### EXERCISE DIRECTIONS
Please print every record below exactly as it appears.

### LISTING
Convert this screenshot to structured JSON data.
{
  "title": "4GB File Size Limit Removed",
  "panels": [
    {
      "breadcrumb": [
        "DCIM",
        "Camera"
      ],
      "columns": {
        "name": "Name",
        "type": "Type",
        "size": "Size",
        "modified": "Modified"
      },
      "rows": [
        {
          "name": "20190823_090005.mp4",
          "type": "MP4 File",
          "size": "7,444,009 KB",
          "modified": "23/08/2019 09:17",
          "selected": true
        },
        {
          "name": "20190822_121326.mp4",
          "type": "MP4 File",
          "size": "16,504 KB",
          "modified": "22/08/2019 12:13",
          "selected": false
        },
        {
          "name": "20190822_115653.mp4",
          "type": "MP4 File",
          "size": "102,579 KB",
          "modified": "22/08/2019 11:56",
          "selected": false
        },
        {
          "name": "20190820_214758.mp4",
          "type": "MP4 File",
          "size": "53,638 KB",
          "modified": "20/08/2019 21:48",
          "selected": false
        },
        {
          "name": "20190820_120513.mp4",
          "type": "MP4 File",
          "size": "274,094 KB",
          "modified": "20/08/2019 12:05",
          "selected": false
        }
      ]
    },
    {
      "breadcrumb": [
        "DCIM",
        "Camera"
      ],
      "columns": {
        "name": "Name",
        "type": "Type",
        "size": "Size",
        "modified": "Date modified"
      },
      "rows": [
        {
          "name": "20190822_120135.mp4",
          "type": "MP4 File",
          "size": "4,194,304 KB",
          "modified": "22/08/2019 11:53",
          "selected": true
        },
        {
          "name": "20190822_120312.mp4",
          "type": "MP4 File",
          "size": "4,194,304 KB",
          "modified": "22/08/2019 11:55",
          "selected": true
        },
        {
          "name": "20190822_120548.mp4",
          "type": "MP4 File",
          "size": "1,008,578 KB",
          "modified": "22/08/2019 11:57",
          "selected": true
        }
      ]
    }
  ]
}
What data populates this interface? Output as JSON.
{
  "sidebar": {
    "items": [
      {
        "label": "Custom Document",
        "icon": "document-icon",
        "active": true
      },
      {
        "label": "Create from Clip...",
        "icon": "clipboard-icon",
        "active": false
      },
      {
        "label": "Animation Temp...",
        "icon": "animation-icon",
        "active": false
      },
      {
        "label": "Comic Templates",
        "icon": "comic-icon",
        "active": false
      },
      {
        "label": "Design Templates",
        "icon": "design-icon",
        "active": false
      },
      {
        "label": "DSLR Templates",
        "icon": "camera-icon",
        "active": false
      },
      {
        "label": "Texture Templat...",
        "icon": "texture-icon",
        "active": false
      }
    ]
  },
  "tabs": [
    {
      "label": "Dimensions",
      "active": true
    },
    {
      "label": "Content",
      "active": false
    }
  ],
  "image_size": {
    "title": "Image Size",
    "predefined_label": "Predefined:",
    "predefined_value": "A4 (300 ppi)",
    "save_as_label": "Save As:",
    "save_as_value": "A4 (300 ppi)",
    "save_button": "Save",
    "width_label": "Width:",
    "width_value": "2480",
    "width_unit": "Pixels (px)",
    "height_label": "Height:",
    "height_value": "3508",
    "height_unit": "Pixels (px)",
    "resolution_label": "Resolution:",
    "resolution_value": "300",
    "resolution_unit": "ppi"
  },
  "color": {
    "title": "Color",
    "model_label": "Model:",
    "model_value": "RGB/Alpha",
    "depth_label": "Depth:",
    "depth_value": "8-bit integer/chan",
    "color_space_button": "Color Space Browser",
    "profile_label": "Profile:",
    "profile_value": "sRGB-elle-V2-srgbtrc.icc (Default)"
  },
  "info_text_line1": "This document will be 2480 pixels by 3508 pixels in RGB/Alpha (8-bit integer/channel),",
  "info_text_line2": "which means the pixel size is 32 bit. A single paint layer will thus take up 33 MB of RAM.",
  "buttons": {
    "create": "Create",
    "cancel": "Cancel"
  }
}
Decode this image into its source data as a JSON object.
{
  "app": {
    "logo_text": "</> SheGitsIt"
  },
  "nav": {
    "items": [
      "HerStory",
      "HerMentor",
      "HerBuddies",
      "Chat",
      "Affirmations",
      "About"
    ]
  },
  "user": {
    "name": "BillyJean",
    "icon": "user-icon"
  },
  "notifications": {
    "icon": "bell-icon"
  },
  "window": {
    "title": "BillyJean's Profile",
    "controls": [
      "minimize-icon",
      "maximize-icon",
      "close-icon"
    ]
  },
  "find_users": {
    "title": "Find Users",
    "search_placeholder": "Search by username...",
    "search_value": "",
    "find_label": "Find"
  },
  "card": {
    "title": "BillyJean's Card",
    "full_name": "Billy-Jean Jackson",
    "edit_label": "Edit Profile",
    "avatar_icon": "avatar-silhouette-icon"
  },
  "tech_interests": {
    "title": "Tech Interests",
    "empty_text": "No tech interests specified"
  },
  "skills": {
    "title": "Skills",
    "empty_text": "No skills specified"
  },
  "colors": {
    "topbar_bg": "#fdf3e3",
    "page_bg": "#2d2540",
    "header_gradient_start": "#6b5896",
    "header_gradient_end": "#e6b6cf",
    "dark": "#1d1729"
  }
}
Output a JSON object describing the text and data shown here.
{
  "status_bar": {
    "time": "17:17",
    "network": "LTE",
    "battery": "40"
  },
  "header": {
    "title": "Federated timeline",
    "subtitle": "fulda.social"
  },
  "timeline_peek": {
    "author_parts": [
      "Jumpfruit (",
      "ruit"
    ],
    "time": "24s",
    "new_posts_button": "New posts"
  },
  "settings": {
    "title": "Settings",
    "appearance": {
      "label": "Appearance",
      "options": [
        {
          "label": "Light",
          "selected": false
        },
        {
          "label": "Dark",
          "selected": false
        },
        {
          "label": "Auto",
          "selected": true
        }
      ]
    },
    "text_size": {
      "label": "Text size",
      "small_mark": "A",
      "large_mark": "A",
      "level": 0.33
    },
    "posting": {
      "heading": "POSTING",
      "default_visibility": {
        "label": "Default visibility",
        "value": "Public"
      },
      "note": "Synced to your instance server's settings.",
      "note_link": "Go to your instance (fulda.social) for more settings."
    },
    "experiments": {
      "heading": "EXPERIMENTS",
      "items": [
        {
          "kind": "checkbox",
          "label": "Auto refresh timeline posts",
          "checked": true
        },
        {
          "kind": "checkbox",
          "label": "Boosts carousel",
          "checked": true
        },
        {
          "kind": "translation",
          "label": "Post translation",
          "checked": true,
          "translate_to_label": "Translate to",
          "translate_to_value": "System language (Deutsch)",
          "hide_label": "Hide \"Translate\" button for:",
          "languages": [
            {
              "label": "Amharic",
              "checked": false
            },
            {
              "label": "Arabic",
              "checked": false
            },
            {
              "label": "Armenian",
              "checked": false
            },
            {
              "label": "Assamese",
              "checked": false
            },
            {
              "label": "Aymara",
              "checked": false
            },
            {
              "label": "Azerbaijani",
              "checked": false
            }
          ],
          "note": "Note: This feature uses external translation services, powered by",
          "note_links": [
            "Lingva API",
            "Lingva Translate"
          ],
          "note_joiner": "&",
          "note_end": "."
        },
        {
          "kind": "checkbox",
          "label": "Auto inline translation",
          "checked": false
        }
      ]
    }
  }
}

### RESULT FOR THIS EXERCISE
Convert this screenshot to structured JSON data.
{
  "title": "4GB File Size Limit Removed",
  "panels": [
    {
      "breadcrumb": [
        "DCIM",
        "Camera"
      ],
      "columns": {
        "name": "Name",
        "type": "Type",
        "size": "Size",
        "modified": "Modified"
      },
      "rows": [
        {
          "name": "20190823_090005.mp4",
          "type": "MP4 File",
          "size": "7,444,009 KB",
          "modified": "23/08/2019 09:17",
          "selected": true
        },
        {
          "name": "20190822_121326.mp4",
          "type": "MP4 File",
          "size": "16,504 KB",
          "modified": "22/08/2019 12:13",
          "selected": false
        },
        {
          "name": "20190822_115653.mp4",
          "type": "MP4 File",
          "size": "102,579 KB",
          "modified": "22/08/2019 11:56",
          "selected": false
        },
        {
          "name": "20190820_214758.mp4",
          "type": "MP4 File",
          "size": "53,638 KB",
          "modified": "20/08/2019 21:48",
          "selected": false
        },
        {
          "name": "20190820_120513.mp4",
          "type": "MP4 File",
          "size": "274,094 KB",
          "modified": "20/08/2019 12:05",
          "selected": false
        }
      ]
    },
    {
      "breadcrumb": [
        "DCIM",
        "Camera"
      ],
      "columns": {
        "name": "Name",
        "type": "Type",
        "size": "Size",
        "modified": "Date modified"
      },
      "rows": [
        {
          "name": "20190822_120135.mp4",
          "type": "MP4 File",
          "size": "4,194,304 KB",
          "modified": "22/08/2019 11:53",
          "selected": true
        },
        {
          "name": "20190822_120312.mp4",
          "type": "MP4 File",
          "size": "4,194,304 KB",
          "modified": "22/08/2019 11:55",
          "selected": true
        },
        {
          "name": "20190822_120548.mp4",
          "type": "MP4 File",
          "size": "1,008,578 KB",
          "modified": "22/08/2019 11:57",
          "selected": true
        }
      ]
    }
  ]
}
What data populates this interface? Output as JSON.
{
  "sidebar": {
    "items": [
      {
        "label": "Custom Document",
        "icon": "document-icon",
        "active": true
      },
      {
        "label": "Create from Clip...",
        "icon": "clipboard-icon",
        "active": false
      },
      {
        "label": "Animation Temp...",
        "icon": "animation-icon",
        "active": false
      },
      {
        "label": "Comic Templates",
        "icon": "comic-icon",
        "active": false
      },
      {
        "label": "Design Templates",
        "icon": "design-icon",
        "active": false
      },
      {
        "label": "DSLR Templates",
        "icon": "camera-icon",
        "active": false
      },
      {
        "label": "Texture Templat...",
        "icon": "texture-icon",
        "active": false
      }
    ]
  },
  "tabs": [
    {
      "label": "Dimensions",
      "active": true
    },
    {
      "label": "Content",
      "active": false
    }
  ],
  "image_size": {
    "title": "Image Size",
    "predefined_label": "Predefined:",
    "predefined_value": "A4 (300 ppi)",
    "save_as_label": "Save As:",
    "save_as_value": "A4 (300 ppi)",
    "save_button": "Save",
    "width_label": "Width:",
    "width_value": "2480",
    "width_unit": "Pixels (px)",
    "height_label": "Height:",
    "height_value": "3508",
    "height_unit": "Pixels (px)",
    "resolution_label": "Resolution:",
    "resolution_value": "300",
    "resolution_unit": "ppi"
  },
  "color": {
    "title": "Color",
    "model_label": "Model:",
    "model_value": "RGB/Alpha",
    "depth_label": "Depth:",
    "depth_value": "8-bit integer/chan",
    "color_space_button": "Color Space Browser",
    "profile_label": "Profile:",
    "profile_value": "sRGB-elle-V2-srgbtrc.icc (Default)"
  },
  "info_text_line1": "This document will be 2480 pixels by 3508 pixels in RGB/Alpha (8-bit integer/channel),",
  "info_text_line2": "which means the pixel size is 32 bit. A single paint layer will thus take up 33 MB of RAM.",
  "buttons": {
    "create": "Create",
    "cancel": "Cancel"
  }
}
Decode this image into its source data as a JSON object.
{
  "app": {
    "logo_text": "</> SheGitsIt"
  },
  "nav": {
    "items": [
      "HerStory",
      "HerMentor",
      "HerBuddies",
      "Chat",
      "Affirmations",
      "About"
    ]
  },
  "user": {
    "name": "BillyJean",
    "icon": "user-icon"
  },
  "notifications": {
    "icon": "bell-icon"
  },
  "window": {
    "title": "BillyJean's Profile",
    "controls": [
      "minimize-icon",
      "maximize-icon",
      "close-icon"
    ]
  },
  "find_users": {
    "title": "Find Users",
    "search_placeholder": "Search by username...",
    "search_value": "",
    "find_label": "Find"
  },
  "card": {
    "title": "BillyJean's Card",
    "full_name": "Billy-Jean Jackson",
    "edit_label": "Edit Profile",
    "avatar_icon": "avatar-silhouette-icon"
  },
  "tech_interests": {
    "title": "Tech Interests",
    "empty_text": "No tech interests specified"
  },
  "skills": {
    "title": "Skills",
    "empty_text": "No skills specified"
  },
  "colors": {
    "topbar_bg": "#fdf3e3",
    "page_bg": "#2d2540",
    "header_gradient_start": "#6b5896",
    "header_gradient_end": "#e6b6cf",
    "dark": "#1d1729"
  }
}
Output a JSON object describing the text and data shown here.
{
  "status_bar": {
    "time": "17:17",
    "network": "LTE",
    "battery": "40"
  },
  "header": {
    "title": "Federated timeline",
    "subtitle": "fulda.social"
  },
  "timeline_peek": {
    "author_parts": [
      "Jumpfruit (",
      "ruit"
    ],
    "time": "24s",
    "new_posts_button": "New posts"
  },
  "settings": {
    "title": "Settings",
    "appearance": {
      "label": "Appearance",
      "options": [
        {
          "label": "Light",
          "selected": false
        },
        {
          "label": "Dark",
          "selected": false
        },
        {
          "label": "Auto",
          "selected": true
        }
      ]
    },
    "text_size": {
      "label": "Text size",
      "small_mark": "A",
      "large_mark": "A",
      "level": 0.33
    },
    "posting": {
      "heading": "POSTING",
      "default_visibility": {
        "label": "Default visibility",
        "value": "Public"
      },
      "note": "Synced to your instance server's settings.",
      "note_link": "Go to your instance (fulda.social) for more settings."
    },
    "experiments": {
      "heading": "EXPERIMENTS",
      "items": [
        {
          "kind": "checkbox",
          "label": "Auto refresh timeline posts",
          "checked": true
        },
        {
          "kind": "checkbox",
          "label": "Boosts carousel",
          "checked": true
        },
        {
          "kind": "translation",
          "label": "Post translation",
          "checked": true,
          "translate_to_label": "Translate to",
          "translate_to_value": "System language (Deutsch)",
          "hide_label": "Hide \"Translate\" button for:",
          "languages": [
            {
              "label": "Amharic",
              "checked": false
            },
            {
              "label": "Arabic",
              "checked": false
            },
            {
              "label": "Armenian",
              "checked": false
            },
            {
              "label": "Assamese",
              "checked": false
            },
            {
              "label": "Aymara",
              "checked": false
            },
            {
              "label": "Azerbaijani",
              "checked": false
            }
          ],
          "note": "Note: This feature uses external translation services, powered by",
          "note_links": [
            "Lingva API",
            "Lingva Translate"
          ],
          "note_joiner": "&",
          "note_end": "."
        },
        {
          "kind": "checkbox",
          "label": "Auto inline translation",
          "checked": false
        }
      ]
    }
  }
}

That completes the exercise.